**Task statement:** Repeat the whole listing exactly as written.

**Data entries:**
· · · · · · ·

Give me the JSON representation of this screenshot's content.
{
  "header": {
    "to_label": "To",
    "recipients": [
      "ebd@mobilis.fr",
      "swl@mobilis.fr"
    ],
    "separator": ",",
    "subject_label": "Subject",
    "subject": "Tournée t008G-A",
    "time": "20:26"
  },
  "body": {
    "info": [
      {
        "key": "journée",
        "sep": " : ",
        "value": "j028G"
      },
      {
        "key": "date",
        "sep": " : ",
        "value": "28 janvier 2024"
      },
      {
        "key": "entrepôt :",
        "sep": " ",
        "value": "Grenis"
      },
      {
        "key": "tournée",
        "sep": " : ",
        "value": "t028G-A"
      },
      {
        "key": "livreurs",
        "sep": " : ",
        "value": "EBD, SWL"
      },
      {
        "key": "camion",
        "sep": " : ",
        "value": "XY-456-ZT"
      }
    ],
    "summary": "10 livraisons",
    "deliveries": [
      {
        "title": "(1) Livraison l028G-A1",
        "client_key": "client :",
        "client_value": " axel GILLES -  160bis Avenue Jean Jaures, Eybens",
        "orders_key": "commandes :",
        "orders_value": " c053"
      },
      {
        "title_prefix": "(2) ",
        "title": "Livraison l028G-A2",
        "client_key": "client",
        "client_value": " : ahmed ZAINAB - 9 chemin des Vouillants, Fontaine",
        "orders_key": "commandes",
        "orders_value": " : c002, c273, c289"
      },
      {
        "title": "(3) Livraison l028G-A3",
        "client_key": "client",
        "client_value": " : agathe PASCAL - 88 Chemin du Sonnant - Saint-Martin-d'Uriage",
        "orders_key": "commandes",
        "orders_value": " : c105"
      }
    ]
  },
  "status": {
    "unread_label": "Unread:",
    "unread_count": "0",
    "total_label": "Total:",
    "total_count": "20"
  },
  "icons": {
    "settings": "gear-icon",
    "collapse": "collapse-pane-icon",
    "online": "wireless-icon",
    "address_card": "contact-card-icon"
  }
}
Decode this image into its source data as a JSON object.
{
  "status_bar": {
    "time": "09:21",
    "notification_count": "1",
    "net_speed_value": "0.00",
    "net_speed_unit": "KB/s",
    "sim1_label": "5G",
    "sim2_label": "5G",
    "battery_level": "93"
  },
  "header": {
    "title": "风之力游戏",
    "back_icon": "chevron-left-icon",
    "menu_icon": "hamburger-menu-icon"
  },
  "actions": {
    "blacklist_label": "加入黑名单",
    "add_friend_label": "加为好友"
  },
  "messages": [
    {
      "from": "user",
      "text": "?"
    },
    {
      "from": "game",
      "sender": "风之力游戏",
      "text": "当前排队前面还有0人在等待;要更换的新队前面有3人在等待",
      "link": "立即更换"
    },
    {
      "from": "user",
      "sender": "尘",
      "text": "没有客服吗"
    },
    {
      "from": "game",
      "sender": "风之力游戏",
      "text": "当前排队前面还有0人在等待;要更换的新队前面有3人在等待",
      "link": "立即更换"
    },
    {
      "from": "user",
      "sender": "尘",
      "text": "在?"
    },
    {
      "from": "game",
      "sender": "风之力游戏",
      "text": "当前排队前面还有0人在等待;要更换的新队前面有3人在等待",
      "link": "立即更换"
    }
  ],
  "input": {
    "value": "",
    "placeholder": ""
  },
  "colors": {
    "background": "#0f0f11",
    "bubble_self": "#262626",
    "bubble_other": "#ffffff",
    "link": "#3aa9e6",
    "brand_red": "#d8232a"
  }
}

· · · · · · ·

**Expected answer:**
Give me the JSON representation of this screenshot's content.
{
  "header": {
    "to_label": "To",
    "recipients": [
      "ebd@mobilis.fr",
      "swl@mobilis.fr"
    ],
    "separator": ",",
    "subject_label": "Subject",
    "subject": "Tournée t008G-A",
    "time": "20:26"
  },
  "body": {
    "info": [
      {
        "key": "journée",
        "sep": " : ",
        "value": "j028G"
      },
      {
        "key": "date",
        "sep": " : ",
        "value": "28 janvier 2024"
      },
      {
        "key": "entrepôt :",
        "sep": " ",
        "value": "Grenis"
      },
      {
        "key": "tournée",
        "sep": " : ",
        "value": "t028G-A"
      },
      {
        "key": "livreurs",
        "sep": " : ",
        "value": "EBD, SWL"
      },
      {
        "key": "camion",
        "sep": " : ",
        "value": "XY-456-ZT"
      }
    ],
    "summary": "10 livraisons",
    "deliveries": [
      {
        "title": "(1) Livraison l028G-A1",
        "client_key": "client :",
        "client_value": " axel GILLES -  160bis Avenue Jean Jaures, Eybens",
        "orders_key": "commandes :",
        "orders_value": " c053"
      },
      {
        "title_prefix": "(2) ",
        "title": "Livraison l028G-A2",
        "client_key": "client",
        "client_value": " : ahmed ZAINAB - 9 chemin des Vouillants, Fontaine",
        "orders_key": "commandes",
        "orders_value": " : c002, c273, c289"
      },
      {
        "title": "(3) Livraison l028G-A3",
        "client_key": "client",
        "client_value": " : agathe PASCAL - 88 Chemin du Sonnant - Saint-Martin-d'Uriage",
        "orders_key": "commandes",
        "orders_value": " : c105"
      }
    ]
  },
  "status": {
    "unread_label": "Unread:",
    "unread_count": "0",
    "total_label": "Total:",
    "total_count": "20"
  },
  "icons": {
    "settings": "gear-icon",
    "collapse": "collapse-pane-icon",
    "online": "wireless-icon",
    "address_card": "contact-card-icon"
  }
}
Decode this image into its source data as a JSON object.
{
  "status_bar": {
    "time": "09:21",
    "notification_count": "1",
    "net_speed_value": "0.00",
    "net_speed_unit": "KB/s",
    "sim1_label": "5G",
    "sim2_label": "5G",
    "battery_level": "93"
  },
  "header": {
    "title": "风之力游戏",
    "back_icon": "chevron-left-icon",
    "menu_icon": "hamburger-menu-icon"
  },
  "actions": {
    "blacklist_label": "加入黑名单",
    "add_friend_label": "加为好友"
  },
  "messages": [
    {
      "from": "user",
      "text": "?"
    },
    {
      "from": "game",
      "sender": "风之力游戏",
      "text": "当前排队前面还有0人在等待;要更换的新队前面有3人在等待",
      "link": "立即更换"
    },
    {
      "from": "user",
      "sender": "尘",
      "text": "没有客服吗"
    },
    {
      "from": "game",
      "sender": "风之力游戏",
      "text": "当前排队前面还有0人在等待;要更换的新队前面有3人在等待",
      "link": "立即更换"
    },
    {
      "from": "user",
      "sender": "尘",
      "text": "在?"
    },
    {
      "from": "game",
      "sender": "风之力游戏",
      "text": "当前排队前面还有0人在等待;要更换的新队前面有3人在等待",
      "link": "立即更换"
    }
  ],
  "input": {
    "value": "",
    "placeholder": ""
  },
  "colors": {
    "background": "#0f0f11",
    "bubble_self": "#262626",
    "bubble_other": "#ffffff",
    "link": "#3aa9e6",
    "brand_red": "#d8232a"
  }
}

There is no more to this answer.